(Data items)
▼

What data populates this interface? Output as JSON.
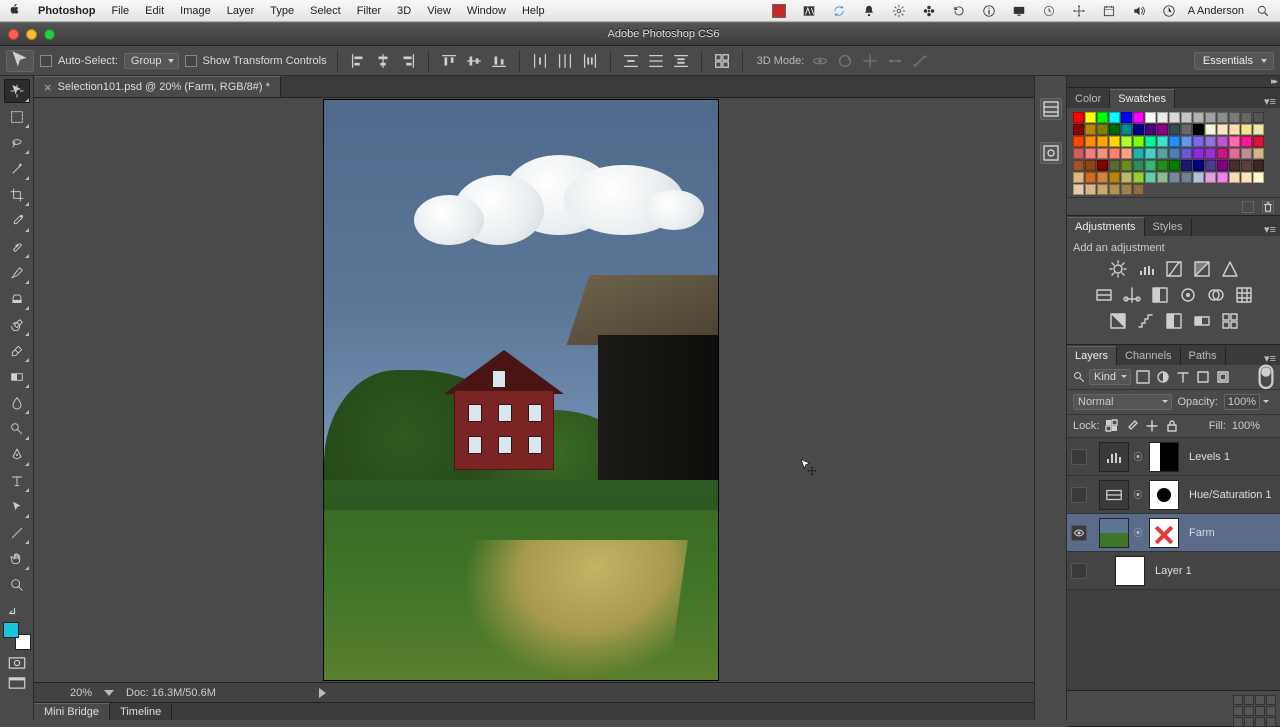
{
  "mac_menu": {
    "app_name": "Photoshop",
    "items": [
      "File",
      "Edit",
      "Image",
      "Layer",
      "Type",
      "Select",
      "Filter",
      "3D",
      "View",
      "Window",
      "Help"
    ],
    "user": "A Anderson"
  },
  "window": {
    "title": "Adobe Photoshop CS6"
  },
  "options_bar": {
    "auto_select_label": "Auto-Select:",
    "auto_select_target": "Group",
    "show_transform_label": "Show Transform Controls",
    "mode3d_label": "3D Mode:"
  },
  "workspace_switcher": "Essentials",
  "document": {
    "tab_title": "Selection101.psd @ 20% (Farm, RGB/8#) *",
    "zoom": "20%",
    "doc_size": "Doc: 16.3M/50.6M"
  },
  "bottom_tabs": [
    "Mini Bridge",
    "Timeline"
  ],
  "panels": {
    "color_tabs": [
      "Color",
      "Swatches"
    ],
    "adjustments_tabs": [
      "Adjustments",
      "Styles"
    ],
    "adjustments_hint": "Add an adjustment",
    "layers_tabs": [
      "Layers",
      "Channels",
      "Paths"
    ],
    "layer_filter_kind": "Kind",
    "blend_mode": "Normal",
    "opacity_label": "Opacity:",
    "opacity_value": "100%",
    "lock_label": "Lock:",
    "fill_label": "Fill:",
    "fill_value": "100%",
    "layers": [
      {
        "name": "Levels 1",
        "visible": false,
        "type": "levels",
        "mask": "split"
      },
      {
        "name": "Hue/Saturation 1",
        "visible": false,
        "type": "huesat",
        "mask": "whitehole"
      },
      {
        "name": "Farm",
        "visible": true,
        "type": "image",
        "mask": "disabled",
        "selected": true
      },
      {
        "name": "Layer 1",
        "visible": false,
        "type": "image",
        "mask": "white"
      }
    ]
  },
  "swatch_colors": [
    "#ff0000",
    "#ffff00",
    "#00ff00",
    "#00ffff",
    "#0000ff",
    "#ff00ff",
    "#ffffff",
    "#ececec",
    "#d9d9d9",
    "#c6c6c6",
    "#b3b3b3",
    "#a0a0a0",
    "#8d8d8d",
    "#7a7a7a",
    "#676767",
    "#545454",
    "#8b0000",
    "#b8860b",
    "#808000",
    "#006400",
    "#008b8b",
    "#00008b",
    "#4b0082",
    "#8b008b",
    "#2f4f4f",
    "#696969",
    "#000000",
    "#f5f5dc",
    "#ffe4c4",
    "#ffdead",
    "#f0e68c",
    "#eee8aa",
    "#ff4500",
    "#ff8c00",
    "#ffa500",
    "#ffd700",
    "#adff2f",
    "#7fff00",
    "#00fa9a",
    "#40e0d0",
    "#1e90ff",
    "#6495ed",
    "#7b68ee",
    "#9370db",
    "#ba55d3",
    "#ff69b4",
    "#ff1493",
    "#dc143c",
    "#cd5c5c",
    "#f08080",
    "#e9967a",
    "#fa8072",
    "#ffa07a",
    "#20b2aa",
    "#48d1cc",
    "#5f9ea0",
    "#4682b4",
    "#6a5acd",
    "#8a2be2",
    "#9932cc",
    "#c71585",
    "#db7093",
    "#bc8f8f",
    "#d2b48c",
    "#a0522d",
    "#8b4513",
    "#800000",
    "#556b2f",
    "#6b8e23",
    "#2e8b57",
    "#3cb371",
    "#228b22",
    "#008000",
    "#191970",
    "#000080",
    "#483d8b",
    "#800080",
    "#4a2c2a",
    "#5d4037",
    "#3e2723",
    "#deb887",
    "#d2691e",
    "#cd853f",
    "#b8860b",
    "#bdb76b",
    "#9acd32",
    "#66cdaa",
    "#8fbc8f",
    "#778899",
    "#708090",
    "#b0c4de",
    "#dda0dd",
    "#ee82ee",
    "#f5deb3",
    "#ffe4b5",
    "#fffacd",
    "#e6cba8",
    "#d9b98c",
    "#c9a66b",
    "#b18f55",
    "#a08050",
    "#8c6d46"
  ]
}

▲

__Required work__:
Count how many lines above contain the word "mask". Reply with the number alone.

__Solution__:
4